[Records that describe figures]
· · · · · · ·
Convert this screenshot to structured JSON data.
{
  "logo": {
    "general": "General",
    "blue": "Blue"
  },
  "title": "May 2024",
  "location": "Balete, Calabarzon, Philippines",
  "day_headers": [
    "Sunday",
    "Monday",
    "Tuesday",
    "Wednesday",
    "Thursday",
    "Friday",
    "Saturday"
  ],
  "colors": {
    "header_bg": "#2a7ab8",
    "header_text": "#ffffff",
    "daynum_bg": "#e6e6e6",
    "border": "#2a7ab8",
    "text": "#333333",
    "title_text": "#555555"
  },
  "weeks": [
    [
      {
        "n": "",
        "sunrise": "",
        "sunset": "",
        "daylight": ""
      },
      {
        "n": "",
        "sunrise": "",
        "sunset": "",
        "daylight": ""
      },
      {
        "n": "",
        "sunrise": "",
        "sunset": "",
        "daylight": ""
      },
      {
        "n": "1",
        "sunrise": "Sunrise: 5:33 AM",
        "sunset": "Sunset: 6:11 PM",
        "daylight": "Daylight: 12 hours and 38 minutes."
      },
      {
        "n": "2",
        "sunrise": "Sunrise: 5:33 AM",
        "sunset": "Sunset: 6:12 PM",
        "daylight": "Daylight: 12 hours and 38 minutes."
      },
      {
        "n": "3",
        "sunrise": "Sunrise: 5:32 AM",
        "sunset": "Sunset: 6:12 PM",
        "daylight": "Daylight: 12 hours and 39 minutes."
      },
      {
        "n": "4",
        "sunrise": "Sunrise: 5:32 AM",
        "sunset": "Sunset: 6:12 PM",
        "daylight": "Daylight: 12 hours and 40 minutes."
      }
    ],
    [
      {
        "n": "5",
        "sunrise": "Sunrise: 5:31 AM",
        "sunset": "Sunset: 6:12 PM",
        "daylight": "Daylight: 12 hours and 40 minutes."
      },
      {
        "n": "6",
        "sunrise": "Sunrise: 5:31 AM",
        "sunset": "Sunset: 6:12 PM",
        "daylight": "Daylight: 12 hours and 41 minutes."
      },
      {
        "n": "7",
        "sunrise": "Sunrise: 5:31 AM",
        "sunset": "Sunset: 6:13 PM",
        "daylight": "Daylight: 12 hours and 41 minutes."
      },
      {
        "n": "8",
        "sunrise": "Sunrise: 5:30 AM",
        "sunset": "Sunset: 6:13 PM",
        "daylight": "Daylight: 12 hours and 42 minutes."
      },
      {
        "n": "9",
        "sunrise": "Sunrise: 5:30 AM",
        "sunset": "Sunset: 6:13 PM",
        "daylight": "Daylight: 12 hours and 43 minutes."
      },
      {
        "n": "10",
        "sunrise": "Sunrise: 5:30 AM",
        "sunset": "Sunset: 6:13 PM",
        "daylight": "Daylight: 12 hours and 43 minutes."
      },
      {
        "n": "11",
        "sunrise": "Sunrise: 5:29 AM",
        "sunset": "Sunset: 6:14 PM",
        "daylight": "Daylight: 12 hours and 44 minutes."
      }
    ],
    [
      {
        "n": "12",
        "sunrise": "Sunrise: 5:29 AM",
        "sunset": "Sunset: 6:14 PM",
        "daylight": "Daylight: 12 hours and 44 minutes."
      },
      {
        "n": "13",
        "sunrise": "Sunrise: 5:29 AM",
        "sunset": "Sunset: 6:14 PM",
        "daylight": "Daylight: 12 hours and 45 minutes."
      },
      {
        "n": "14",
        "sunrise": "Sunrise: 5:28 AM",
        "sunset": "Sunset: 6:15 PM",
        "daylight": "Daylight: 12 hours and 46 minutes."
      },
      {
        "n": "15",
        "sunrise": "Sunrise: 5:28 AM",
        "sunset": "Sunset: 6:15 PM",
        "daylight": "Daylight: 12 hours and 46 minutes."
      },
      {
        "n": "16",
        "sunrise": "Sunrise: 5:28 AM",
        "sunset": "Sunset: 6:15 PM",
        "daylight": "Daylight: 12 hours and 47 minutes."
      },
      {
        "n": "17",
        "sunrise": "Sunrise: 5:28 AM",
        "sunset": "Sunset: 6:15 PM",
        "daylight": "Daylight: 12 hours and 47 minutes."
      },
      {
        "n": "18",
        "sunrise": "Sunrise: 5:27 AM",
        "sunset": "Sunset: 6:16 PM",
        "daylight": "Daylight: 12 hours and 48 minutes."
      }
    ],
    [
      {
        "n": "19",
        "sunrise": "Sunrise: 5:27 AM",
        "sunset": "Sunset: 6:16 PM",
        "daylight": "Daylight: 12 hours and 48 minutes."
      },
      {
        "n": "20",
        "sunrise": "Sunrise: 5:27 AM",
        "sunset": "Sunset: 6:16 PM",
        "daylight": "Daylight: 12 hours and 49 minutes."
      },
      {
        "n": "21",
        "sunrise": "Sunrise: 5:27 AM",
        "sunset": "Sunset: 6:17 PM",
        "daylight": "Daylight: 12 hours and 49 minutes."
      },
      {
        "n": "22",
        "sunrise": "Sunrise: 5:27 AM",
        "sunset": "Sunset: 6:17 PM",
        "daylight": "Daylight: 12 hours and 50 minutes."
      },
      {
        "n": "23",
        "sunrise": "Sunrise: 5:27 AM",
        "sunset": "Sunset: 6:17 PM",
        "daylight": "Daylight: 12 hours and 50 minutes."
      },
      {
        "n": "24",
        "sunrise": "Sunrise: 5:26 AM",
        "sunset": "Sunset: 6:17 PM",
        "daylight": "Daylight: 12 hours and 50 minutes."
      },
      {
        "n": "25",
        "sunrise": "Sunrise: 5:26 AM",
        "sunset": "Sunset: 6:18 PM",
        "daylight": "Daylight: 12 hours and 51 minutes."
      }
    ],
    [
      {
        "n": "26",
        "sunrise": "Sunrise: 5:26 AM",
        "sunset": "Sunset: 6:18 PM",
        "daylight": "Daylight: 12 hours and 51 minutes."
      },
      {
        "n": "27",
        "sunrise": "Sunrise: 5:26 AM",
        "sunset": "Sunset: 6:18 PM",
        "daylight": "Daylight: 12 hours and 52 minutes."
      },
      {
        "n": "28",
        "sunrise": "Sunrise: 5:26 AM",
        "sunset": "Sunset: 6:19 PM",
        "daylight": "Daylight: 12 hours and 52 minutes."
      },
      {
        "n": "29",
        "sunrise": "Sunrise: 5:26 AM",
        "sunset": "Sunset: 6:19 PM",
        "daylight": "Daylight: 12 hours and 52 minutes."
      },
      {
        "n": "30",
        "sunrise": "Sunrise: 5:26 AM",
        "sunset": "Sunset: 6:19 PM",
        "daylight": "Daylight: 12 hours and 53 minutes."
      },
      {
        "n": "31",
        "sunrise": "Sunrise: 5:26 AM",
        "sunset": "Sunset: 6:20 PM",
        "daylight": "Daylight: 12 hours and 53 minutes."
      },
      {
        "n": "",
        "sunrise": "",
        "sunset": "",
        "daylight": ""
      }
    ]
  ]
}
· · · · · · ·
Reproduce each record exactly as it appears.

Convert this screenshot to structured JSON data.
{
  "logo": {
    "general": "General",
    "blue": "Blue"
  },
  "title": "May 2024",
  "location": "Balete, Calabarzon, Philippines",
  "day_headers": [
    "Sunday",
    "Monday",
    "Tuesday",
    "Wednesday",
    "Thursday",
    "Friday",
    "Saturday"
  ],
  "colors": {
    "header_bg": "#2a7ab8",
    "header_text": "#ffffff",
    "daynum_bg": "#e6e6e6",
    "border": "#2a7ab8",
    "text": "#333333",
    "title_text": "#555555"
  },
  "weeks": [
    [
      {
        "n": "",
        "sunrise": "",
        "sunset": "",
        "daylight": ""
      },
      {
        "n": "",
        "sunrise": "",
        "sunset": "",
        "daylight": ""
      },
      {
        "n": "",
        "sunrise": "",
        "sunset": "",
        "daylight": ""
      },
      {
        "n": "1",
        "sunrise": "Sunrise: 5:33 AM",
        "sunset": "Sunset: 6:11 PM",
        "daylight": "Daylight: 12 hours and 38 minutes."
      },
      {
        "n": "2",
        "sunrise": "Sunrise: 5:33 AM",
        "sunset": "Sunset: 6:12 PM",
        "daylight": "Daylight: 12 hours and 38 minutes."
      },
      {
        "n": "3",
        "sunrise": "Sunrise: 5:32 AM",
        "sunset": "Sunset: 6:12 PM",
        "daylight": "Daylight: 12 hours and 39 minutes."
      },
      {
        "n": "4",
        "sunrise": "Sunrise: 5:32 AM",
        "sunset": "Sunset: 6:12 PM",
        "daylight": "Daylight: 12 hours and 40 minutes."
      }
    ],
    [
      {
        "n": "5",
        "sunrise": "Sunrise: 5:31 AM",
        "sunset": "Sunset: 6:12 PM",
        "daylight": "Daylight: 12 hours and 40 minutes."
      },
      {
        "n": "6",
        "sunrise": "Sunrise: 5:31 AM",
        "sunset": "Sunset: 6:12 PM",
        "daylight": "Daylight: 12 hours and 41 minutes."
      },
      {
        "n": "7",
        "sunrise": "Sunrise: 5:31 AM",
        "sunset": "Sunset: 6:13 PM",
        "daylight": "Daylight: 12 hours and 41 minutes."
      },
      {
        "n": "8",
        "sunrise": "Sunrise: 5:30 AM",
        "sunset": "Sunset: 6:13 PM",
        "daylight": "Daylight: 12 hours and 42 minutes."
      },
      {
        "n": "9",
        "sunrise": "Sunrise: 5:30 AM",
        "sunset": "Sunset: 6:13 PM",
        "daylight": "Daylight: 12 hours and 43 minutes."
      },
      {
        "n": "10",
        "sunrise": "Sunrise: 5:30 AM",
        "sunset": "Sunset: 6:13 PM",
        "daylight": "Daylight: 12 hours and 43 minutes."
      },
      {
        "n": "11",
        "sunrise": "Sunrise: 5:29 AM",
        "sunset": "Sunset: 6:14 PM",
        "daylight": "Daylight: 12 hours and 44 minutes."
      }
    ],
    [
      {
        "n": "12",
        "sunrise": "Sunrise: 5:29 AM",
        "sunset": "Sunset: 6:14 PM",
        "daylight": "Daylight: 12 hours and 44 minutes."
      },
      {
        "n": "13",
        "sunrise": "Sunrise: 5:29 AM",
        "sunset": "Sunset: 6:14 PM",
        "daylight": "Daylight: 12 hours and 45 minutes."
      },
      {
        "n": "14",
        "sunrise": "Sunrise: 5:28 AM",
        "sunset": "Sunset: 6:15 PM",
        "daylight": "Daylight: 12 hours and 46 minutes."
      },
      {
        "n": "15",
        "sunrise": "Sunrise: 5:28 AM",
        "sunset": "Sunset: 6:15 PM",
        "daylight": "Daylight: 12 hours and 46 minutes."
      },
      {
        "n": "16",
        "sunrise": "Sunrise: 5:28 AM",
        "sunset": "Sunset: 6:15 PM",
        "daylight": "Daylight: 12 hours and 47 minutes."
      },
      {
        "n": "17",
        "sunrise": "Sunrise: 5:28 AM",
        "sunset": "Sunset: 6:15 PM",
        "daylight": "Daylight: 12 hours and 47 minutes."
      },
      {
        "n": "18",
        "sunrise": "Sunrise: 5:27 AM",
        "sunset": "Sunset: 6:16 PM",
        "daylight": "Daylight: 12 hours and 48 minutes."
      }
    ],
    [
      {
        "n": "19",
        "sunrise": "Sunrise: 5:27 AM",
        "sunset": "Sunset: 6:16 PM",
        "daylight": "Daylight: 12 hours and 48 minutes."
      },
      {
        "n": "20",
        "sunrise": "Sunrise: 5:27 AM",
        "sunset": "Sunset: 6:16 PM",
        "daylight": "Daylight: 12 hours and 49 minutes."
      },
      {
        "n": "21",
        "sunrise": "Sunrise: 5:27 AM",
        "sunset": "Sunset: 6:17 PM",
        "daylight": "Daylight: 12 hours and 49 minutes."
      },
      {
        "n": "22",
        "sunrise": "Sunrise: 5:27 AM",
        "sunset": "Sunset: 6:17 PM",
        "daylight": "Daylight: 12 hours and 50 minutes."
      },
      {
        "n": "23",
        "sunrise": "Sunrise: 5:27 AM",
        "sunset": "Sunset: 6:17 PM",
        "daylight": "Daylight: 12 hours and 50 minutes."
      },
      {
        "n": "24",
        "sunrise": "Sunrise: 5:26 AM",
        "sunset": "Sunset: 6:17 PM",
        "daylight": "Daylight: 12 hours and 50 minutes."
      },
      {
        "n": "25",
        "sunrise": "Sunrise: 5:26 AM",
        "sunset": "Sunset: 6:18 PM",
        "daylight": "Daylight: 12 hours and 51 minutes."
      }
    ],
    [
      {
        "n": "26",
        "sunrise": "Sunrise: 5:26 AM",
        "sunset": "Sunset: 6:18 PM",
        "daylight": "Daylight: 12 hours and 51 minutes."
      },
      {
        "n": "27",
        "sunrise": "Sunrise: 5:26 AM",
        "sunset": "Sunset: 6:18 PM",
        "daylight": "Daylight: 12 hours and 52 minutes."
      },
      {
        "n": "28",
        "sunrise": "Sunrise: 5:26 AM",
        "sunset": "Sunset: 6:19 PM",
        "daylight": "Daylight: 12 hours and 52 minutes."
      },
      {
        "n": "29",
        "sunrise": "Sunrise: 5:26 AM",
        "sunset": "Sunset: 6:19 PM",
        "daylight": "Daylight: 12 hours and 52 minutes."
      },
      {
        "n": "30",
        "sunrise": "Sunrise: 5:26 AM",
        "sunset": "Sunset: 6:19 PM",
        "daylight": "Daylight: 12 hours and 53 minutes."
      },
      {
        "n": "31",
        "sunrise": "Sunrise: 5:26 AM",
        "sunset": "Sunset: 6:20 PM",
        "daylight": "Daylight: 12 hours and 53 minutes."
      },
      {
        "n": "",
        "sunrise": "",
        "sunset": "",
        "daylight": ""
      }
    ]
  ]
}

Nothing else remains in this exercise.